** What is being asked **
Report how many rows of the data below contain the string "line", matching case exactly. Give only the number.

+---+

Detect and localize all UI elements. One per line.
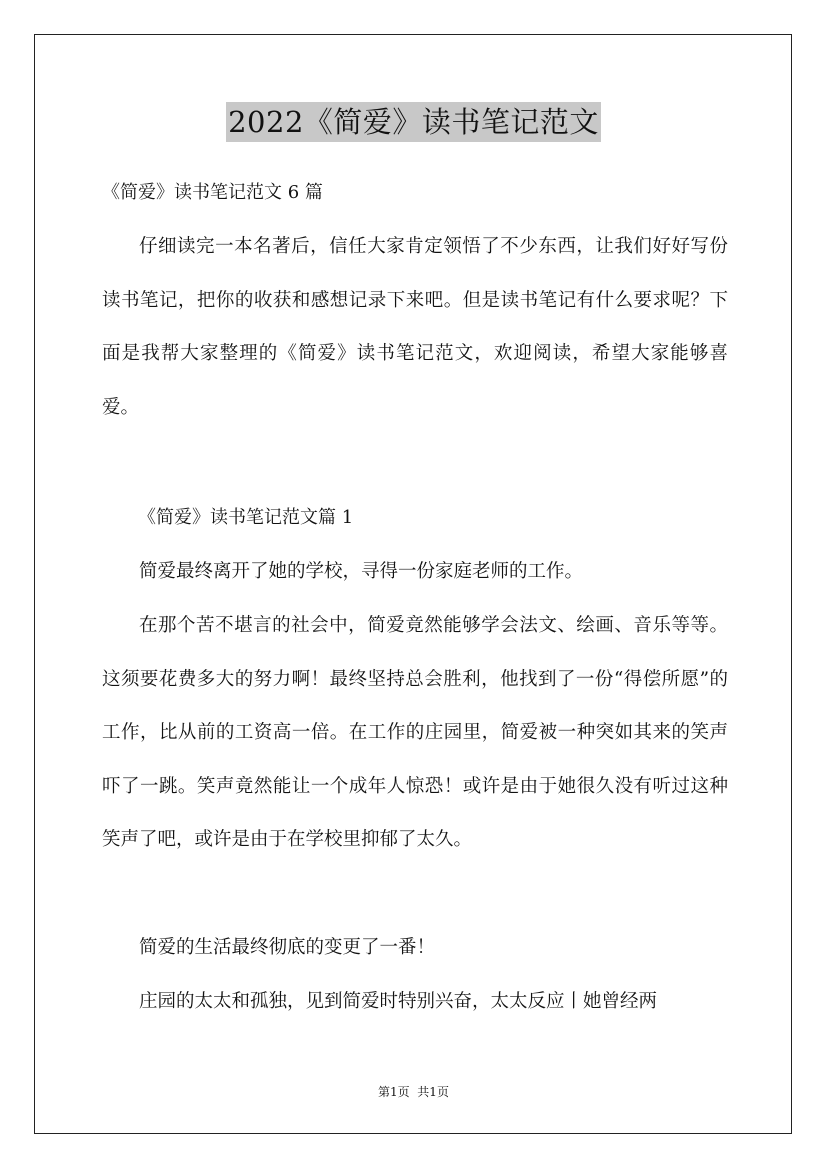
body-paragraph: 简爱最终离开了她的学校，寻得一份家庭老师的工作。 (139, 561, 584, 582)
section-heading: 《简爱》读书笔记范文篇 1 (138, 507, 354, 528)
page-footer: 第1页 共1页 (378, 1085, 449, 1099)
intro-paragraph: 仔细读完一本名著后，信任大家肯定领悟了不少东西，让我们好好写份读书笔记，把你的收获和感想记录下来吧。但是读书笔记有什么要求呢？下面是我帮大家整理的《简爱》读书笔记范文，欢迎阅读，希望大家能够喜爱。 (102, 236, 728, 418)
body-paragraph: 简爱的生活最终彻底的变更了一番！ (139, 937, 436, 958)
document-subtitle: 《简爱》读书笔记范文 6 篇 (102, 182, 323, 203)
body-paragraph: 庄园的太太和孤独，见到简爱时特别兴奋，太太反应丨她曾经两 (139, 991, 658, 1012)
body-paragraph: 在那个苦不堪言的社会中，简爱竟然能够学会法文、绘画、音乐等等。这须要花费多大的努力啊！最终坚持总会胜利，他找到了一份“得偿所愿”的工作，比从前的工资高一倍。在工作的庄园里，简爱被一种突如其来的笑声吓了一跳。笑声竟然能让一个成年人惊恐！或许是由于她很久没有听过这种笑声了吧，或许是由于在学校里抑郁了太久。 (102, 615, 728, 850)
title-container (0, 102, 827, 142)
document-title: 2022《简爱》读书笔记范文 (226, 102, 601, 142)
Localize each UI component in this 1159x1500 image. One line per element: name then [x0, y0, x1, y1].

+---+

** Output for this exercise **
2